ABOUT THIS EXERCISE ▸
Among the lines of the records, count those containing the word "present", then give the number alone.

_ _ _ _

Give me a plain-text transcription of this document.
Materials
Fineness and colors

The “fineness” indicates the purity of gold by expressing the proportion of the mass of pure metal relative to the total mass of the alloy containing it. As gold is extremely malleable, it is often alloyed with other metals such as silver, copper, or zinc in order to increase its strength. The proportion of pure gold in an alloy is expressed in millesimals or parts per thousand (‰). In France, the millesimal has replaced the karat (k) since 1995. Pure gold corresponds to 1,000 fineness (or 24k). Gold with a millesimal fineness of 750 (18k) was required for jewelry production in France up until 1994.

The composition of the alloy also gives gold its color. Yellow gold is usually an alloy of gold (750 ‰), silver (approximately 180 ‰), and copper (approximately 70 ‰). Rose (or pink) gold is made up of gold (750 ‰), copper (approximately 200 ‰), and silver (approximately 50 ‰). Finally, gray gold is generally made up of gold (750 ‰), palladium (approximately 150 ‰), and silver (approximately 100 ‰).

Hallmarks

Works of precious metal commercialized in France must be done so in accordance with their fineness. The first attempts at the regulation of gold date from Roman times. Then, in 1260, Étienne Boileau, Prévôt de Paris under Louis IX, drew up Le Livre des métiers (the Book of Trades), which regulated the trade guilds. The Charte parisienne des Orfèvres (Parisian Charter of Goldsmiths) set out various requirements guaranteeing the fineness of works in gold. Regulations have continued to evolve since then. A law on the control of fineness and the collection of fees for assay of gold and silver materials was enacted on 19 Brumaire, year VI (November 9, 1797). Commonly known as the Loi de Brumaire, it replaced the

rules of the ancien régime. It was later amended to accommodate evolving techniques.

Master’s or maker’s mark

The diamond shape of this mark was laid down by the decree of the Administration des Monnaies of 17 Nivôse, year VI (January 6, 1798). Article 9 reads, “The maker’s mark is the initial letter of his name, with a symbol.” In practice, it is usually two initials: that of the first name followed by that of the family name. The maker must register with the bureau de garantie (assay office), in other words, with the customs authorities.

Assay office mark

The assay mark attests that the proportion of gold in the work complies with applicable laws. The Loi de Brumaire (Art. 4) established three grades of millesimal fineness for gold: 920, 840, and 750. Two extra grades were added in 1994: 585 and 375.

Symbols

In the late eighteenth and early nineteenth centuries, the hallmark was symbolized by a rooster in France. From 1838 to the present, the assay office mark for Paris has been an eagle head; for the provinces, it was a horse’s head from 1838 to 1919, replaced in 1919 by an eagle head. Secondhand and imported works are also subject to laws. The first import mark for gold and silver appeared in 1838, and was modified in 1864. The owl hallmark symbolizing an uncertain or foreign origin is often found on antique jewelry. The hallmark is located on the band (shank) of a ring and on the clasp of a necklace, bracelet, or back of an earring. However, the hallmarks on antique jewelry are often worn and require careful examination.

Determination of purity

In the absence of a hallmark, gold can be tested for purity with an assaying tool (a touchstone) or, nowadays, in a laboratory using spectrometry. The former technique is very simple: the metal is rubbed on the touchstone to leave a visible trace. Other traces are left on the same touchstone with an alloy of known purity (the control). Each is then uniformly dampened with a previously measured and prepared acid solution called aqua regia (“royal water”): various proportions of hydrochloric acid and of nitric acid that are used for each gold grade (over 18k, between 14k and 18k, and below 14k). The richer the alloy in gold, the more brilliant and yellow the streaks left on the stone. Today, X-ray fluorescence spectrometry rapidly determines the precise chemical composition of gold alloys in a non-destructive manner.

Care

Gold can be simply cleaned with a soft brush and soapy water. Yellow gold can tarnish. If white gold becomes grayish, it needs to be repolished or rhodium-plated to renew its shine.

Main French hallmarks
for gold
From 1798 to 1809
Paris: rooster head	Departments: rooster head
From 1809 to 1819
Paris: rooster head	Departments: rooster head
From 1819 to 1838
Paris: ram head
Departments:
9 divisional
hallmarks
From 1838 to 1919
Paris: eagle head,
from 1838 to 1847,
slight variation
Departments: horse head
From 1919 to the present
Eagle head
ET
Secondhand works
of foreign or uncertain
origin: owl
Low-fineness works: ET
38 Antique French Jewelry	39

_ _ _ _

ANSWER TO THIS PROBLEM ▸
2